Directions for this task |
Find the lines below that contain the string "forecast". Copy each one.

==== The records

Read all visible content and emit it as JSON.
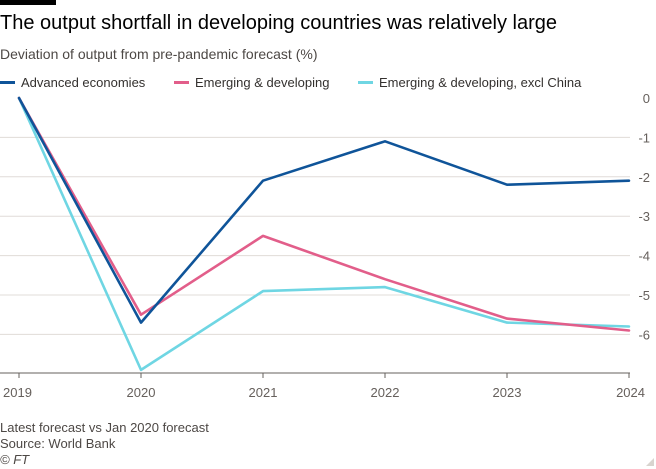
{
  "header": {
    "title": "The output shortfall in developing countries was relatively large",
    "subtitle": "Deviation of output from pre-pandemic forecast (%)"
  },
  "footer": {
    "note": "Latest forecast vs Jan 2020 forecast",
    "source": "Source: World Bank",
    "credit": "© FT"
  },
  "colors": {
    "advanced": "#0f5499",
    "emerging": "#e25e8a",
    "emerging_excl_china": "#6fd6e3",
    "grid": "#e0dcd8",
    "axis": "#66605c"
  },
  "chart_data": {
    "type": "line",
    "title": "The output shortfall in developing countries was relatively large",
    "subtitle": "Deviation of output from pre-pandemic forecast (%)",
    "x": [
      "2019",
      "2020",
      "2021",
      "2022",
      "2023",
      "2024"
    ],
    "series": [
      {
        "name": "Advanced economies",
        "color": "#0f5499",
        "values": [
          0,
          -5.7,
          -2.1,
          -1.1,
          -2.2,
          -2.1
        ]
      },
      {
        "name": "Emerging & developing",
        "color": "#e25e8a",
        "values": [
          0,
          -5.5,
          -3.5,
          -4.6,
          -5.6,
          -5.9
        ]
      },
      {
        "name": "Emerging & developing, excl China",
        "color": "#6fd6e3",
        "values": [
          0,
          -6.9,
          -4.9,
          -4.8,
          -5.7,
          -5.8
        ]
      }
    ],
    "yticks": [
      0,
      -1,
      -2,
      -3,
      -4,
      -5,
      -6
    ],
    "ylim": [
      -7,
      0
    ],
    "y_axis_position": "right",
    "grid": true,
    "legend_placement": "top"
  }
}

========

Reply |
    "subtitle": "Deviation of output from pre-pandemic forecast (%)"
    "note": "Latest forecast vs Jan 2020 forecast",
    "subtitle": "Deviation of output from pre-pandemic forecast (%)",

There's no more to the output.